### EXERCISE
Repeat the entries that follow verbatim, without any of their pictures.

### DATA SHOWN

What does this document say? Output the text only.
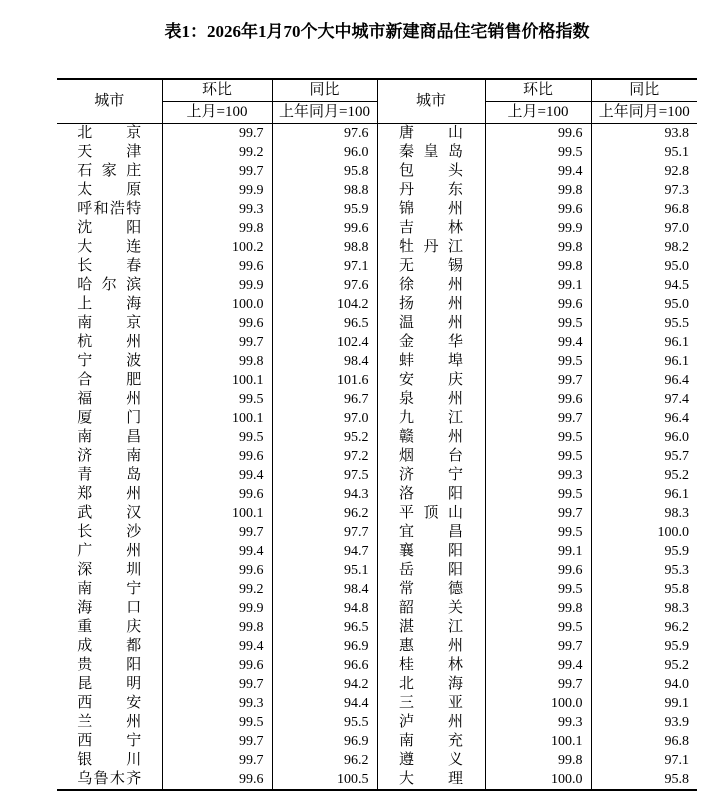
表1：2026年1月70个大中城市新建商品住宅销售价格指数
城市	环比	同比	城市	环比	同比
	上月=100	上年同月=100		上月=100	上年同月=100

北京	99.7	97.6	唐山	99.6	93.8

天津	99.2	96.0	秦皇岛	99.5	95.1

石家庄	99.7	95.8	包头	99.4	92.8

太原	99.9	98.8	丹东	99.8	97.3

呼和浩特	99.3	95.9	锦州	99.6	96.8

沈阳	99.8	99.6	吉林	99.9	97.0

大连	100.2	98.8	牡丹江	99.8	98.2

长春	99.6	97.1	无锡	99.8	95.0

哈尔滨	99.9	97.6	徐州	99.1	94.5

上海	100.0	104.2	扬州	99.6	95.0

南京	99.6	96.5	温州	99.5	95.5

杭州	99.7	102.4	金华	99.4	96.1

宁波	99.8	98.4	蚌埠	99.5	96.1

合肥	100.1	101.6	安庆	99.7	96.4

福州	99.5	96.7	泉州	99.6	97.4

厦门	100.1	97.0	九江	99.7	96.4

南昌	99.5	95.2	赣州	99.5	96.0

济南	99.6	97.2	烟台	99.5	95.7

青岛	99.4	97.5	济宁	99.3	95.2

郑州	99.6	94.3	洛阳	99.5	96.1

武汉	100.1	96.2	平顶山	99.7	98.3

长沙	99.7	97.7	宜昌	99.5	100.0

广州	99.4	94.7	襄阳	99.1	95.9

深圳	99.6	95.1	岳阳	99.6	95.3

南宁	99.2	98.4	常德	99.5	95.8

海口	99.9	94.8	韶关	99.8	98.3

重庆	99.8	96.5	湛江	99.5	96.2

成都	99.4	96.9	惠州	99.7	95.9

贵阳	99.6	96.6	桂林	99.4	95.2

昆明	99.7	94.2	北海	99.7	94.0

西安	99.3	94.4	三亚	100.0	99.1

兰州	99.5	95.5	泸州	99.3	93.9

西宁	99.7	96.9	南充	100.1	96.8

银川	99.7	96.2	遵义	99.8	97.1

乌鲁木齐	99.6	100.5	大理	100.0	95.8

### ANSWER
What does this document say? Output the text only.
表1：2026年1月70个大中城市新建商品住宅销售价格指数
城市	环比	同比	城市	环比	同比
	上月=100	上年同月=100		上月=100	上年同月=100

北京	99.7	97.6	唐山	99.6	93.8

天津	99.2	96.0	秦皇岛	99.5	95.1

石家庄	99.7	95.8	包头	99.4	92.8

太原	99.9	98.8	丹东	99.8	97.3

呼和浩特	99.3	95.9	锦州	99.6	96.8

沈阳	99.8	99.6	吉林	99.9	97.0

大连	100.2	98.8	牡丹江	99.8	98.2

长春	99.6	97.1	无锡	99.8	95.0

哈尔滨	99.9	97.6	徐州	99.1	94.5

上海	100.0	104.2	扬州	99.6	95.0

南京	99.6	96.5	温州	99.5	95.5

杭州	99.7	102.4	金华	99.4	96.1

宁波	99.8	98.4	蚌埠	99.5	96.1

合肥	100.1	101.6	安庆	99.7	96.4

福州	99.5	96.7	泉州	99.6	97.4

厦门	100.1	97.0	九江	99.7	96.4

南昌	99.5	95.2	赣州	99.5	96.0

济南	99.6	97.2	烟台	99.5	95.7

青岛	99.4	97.5	济宁	99.3	95.2

郑州	99.6	94.3	洛阳	99.5	96.1

武汉	100.1	96.2	平顶山	99.7	98.3

长沙	99.7	97.7	宜昌	99.5	100.0

广州	99.4	94.7	襄阳	99.1	95.9

深圳	99.6	95.1	岳阳	99.6	95.3

南宁	99.2	98.4	常德	99.5	95.8

海口	99.9	94.8	韶关	99.8	98.3

重庆	99.8	96.5	湛江	99.5	96.2

成都	99.4	96.9	惠州	99.7	95.9

贵阳	99.6	96.6	桂林	99.4	95.2

昆明	99.7	94.2	北海	99.7	94.0

西安	99.3	94.4	三亚	100.0	99.1

兰州	99.5	95.5	泸州	99.3	93.9

西宁	99.7	96.9	南充	100.1	96.8

银川	99.7	96.2	遵义	99.8	97.1

乌鲁木齐	99.6	100.5	大理	100.0	95.8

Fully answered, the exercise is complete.